* [TASK BRIEF]:
Print the listing below in its entirety, character for character.

···

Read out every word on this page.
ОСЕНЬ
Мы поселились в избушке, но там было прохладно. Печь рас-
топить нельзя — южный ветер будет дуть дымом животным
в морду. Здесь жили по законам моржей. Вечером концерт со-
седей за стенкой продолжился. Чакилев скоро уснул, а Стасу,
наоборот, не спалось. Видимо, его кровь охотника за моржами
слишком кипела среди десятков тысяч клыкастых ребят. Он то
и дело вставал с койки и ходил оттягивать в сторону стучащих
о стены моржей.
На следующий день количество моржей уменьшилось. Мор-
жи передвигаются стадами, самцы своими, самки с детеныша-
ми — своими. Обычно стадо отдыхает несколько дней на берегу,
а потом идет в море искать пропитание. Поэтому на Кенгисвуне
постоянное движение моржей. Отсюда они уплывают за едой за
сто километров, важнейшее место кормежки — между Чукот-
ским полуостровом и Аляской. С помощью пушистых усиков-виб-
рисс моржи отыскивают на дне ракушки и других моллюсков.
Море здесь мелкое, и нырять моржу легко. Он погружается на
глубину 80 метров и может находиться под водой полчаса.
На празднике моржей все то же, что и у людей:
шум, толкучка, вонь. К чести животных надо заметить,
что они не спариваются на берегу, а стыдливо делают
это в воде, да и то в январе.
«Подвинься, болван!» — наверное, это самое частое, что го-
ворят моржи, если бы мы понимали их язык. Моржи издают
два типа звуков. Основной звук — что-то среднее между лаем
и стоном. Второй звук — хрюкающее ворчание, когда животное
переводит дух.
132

···

* [CORRECT OUTPUT]:
Read out every word on this page.
ОСЕНЬ
Мы поселились в избушке, но там было прохладно. Печь рас-
топить нельзя — южный ветер будет дуть дымом животным
в морду. Здесь жили по законам моржей. Вечером концерт со-
седей за стенкой продолжился. Чакилев скоро уснул, а Стасу,
наоборот, не спалось. Видимо, его кровь охотника за моржами
слишком кипела среди десятков тысяч клыкастых ребят. Он то
и дело вставал с койки и ходил оттягивать в сторону стучащих
о стены моржей.
На следующий день количество моржей уменьшилось. Мор-
жи передвигаются стадами, самцы своими, самки с детеныша-
ми — своими. Обычно стадо отдыхает несколько дней на берегу,
а потом идет в море искать пропитание. Поэтому на Кенгисвуне
постоянное движение моржей. Отсюда они уплывают за едой за
сто километров, важнейшее место кормежки — между Чукот-
ским полуостровом и Аляской. С помощью пушистых усиков-виб-
рисс моржи отыскивают на дне ракушки и других моллюсков.
Море здесь мелкое, и нырять моржу легко. Он погружается на
глубину 80 метров и может находиться под водой полчаса.
На празднике моржей все то же, что и у людей:
шум, толкучка, вонь. К чести животных надо заметить,
что они не спариваются на берегу, а стыдливо делают
это в воде, да и то в январе.
«Подвинься, болван!» — наверное, это самое частое, что го-
ворят моржи, если бы мы понимали их язык. Моржи издают
два типа звуков. Основной звук — что-то среднее между лаем
и стоном. Второй звук — хрюкающее ворчание, когда животное
переводит дух.
132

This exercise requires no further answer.